From the records below, give the number of lines that contain the string "color", without any other text.

-- START OF Records --

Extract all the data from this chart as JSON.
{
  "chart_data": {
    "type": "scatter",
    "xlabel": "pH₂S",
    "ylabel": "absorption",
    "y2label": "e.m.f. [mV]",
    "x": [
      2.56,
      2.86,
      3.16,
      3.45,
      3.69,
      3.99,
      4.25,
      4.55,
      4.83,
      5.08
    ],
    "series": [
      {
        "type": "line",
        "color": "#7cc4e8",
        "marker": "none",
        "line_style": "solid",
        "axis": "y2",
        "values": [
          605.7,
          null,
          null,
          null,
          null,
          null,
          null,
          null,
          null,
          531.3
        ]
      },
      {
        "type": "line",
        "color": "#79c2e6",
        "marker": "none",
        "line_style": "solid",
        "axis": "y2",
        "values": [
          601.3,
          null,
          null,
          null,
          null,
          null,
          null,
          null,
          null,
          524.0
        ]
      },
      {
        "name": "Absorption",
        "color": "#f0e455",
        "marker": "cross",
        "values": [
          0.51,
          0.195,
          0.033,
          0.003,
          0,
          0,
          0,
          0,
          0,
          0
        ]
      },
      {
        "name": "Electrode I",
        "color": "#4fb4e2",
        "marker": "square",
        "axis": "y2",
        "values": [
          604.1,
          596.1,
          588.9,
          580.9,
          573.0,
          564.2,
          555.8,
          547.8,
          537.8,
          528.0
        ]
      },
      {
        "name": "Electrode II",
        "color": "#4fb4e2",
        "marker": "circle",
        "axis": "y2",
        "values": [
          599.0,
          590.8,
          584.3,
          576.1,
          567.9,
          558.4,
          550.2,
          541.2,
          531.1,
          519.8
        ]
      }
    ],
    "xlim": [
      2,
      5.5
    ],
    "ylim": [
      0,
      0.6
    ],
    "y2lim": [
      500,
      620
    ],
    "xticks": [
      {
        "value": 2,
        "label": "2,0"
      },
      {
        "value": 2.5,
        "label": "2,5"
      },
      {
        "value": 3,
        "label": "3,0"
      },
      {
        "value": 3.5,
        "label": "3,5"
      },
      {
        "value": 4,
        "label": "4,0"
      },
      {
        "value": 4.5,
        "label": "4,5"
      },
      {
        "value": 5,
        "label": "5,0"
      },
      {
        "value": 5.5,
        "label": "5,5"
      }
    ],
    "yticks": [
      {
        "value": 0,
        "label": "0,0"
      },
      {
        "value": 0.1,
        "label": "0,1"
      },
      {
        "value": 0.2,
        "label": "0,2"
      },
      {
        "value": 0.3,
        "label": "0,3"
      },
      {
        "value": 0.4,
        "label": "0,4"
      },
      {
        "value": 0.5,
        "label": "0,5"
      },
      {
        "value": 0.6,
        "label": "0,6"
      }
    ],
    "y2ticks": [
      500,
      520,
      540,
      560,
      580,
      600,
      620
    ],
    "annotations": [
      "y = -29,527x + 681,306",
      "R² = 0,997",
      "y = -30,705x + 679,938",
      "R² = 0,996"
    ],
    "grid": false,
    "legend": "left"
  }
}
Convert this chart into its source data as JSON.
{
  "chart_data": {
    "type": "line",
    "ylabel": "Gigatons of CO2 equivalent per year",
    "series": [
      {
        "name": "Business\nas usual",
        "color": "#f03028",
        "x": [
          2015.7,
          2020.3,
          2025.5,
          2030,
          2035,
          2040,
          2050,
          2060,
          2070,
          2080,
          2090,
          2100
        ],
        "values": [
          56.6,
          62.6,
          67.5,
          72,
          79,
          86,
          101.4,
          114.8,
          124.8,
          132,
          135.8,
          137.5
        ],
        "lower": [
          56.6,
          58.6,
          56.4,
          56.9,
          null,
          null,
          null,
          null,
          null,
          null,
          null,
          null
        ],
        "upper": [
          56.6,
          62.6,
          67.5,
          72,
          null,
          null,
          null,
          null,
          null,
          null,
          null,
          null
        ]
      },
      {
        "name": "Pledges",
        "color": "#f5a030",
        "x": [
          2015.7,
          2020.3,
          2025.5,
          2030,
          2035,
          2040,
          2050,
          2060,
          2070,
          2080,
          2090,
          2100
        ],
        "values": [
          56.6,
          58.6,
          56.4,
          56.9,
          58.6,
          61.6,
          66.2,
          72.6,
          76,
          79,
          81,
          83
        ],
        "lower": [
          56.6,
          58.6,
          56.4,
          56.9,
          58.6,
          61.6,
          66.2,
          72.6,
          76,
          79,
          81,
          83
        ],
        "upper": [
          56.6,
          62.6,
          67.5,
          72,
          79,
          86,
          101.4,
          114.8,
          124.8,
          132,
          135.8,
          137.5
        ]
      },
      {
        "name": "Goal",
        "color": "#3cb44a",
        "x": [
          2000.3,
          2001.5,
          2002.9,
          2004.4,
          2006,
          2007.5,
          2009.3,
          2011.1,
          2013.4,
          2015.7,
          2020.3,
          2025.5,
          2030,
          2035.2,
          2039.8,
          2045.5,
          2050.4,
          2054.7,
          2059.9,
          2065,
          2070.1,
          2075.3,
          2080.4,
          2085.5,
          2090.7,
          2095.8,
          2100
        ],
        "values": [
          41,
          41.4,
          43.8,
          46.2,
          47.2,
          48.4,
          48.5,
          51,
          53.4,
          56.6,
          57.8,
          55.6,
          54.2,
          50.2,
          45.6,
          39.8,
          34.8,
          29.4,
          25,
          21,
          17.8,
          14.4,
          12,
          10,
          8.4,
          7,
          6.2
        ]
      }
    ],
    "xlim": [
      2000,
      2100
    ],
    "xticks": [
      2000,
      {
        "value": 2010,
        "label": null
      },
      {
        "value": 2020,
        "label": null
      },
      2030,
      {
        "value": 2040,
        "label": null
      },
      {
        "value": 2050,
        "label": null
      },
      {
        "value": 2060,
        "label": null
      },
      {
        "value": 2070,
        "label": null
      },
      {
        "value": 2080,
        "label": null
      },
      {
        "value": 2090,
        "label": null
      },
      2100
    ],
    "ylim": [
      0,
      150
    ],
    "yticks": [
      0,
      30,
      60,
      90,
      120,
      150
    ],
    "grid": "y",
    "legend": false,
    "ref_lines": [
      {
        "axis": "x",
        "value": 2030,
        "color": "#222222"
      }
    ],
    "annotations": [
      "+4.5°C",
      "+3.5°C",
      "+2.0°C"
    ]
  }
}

-- END OF Records --

**Reply**. 9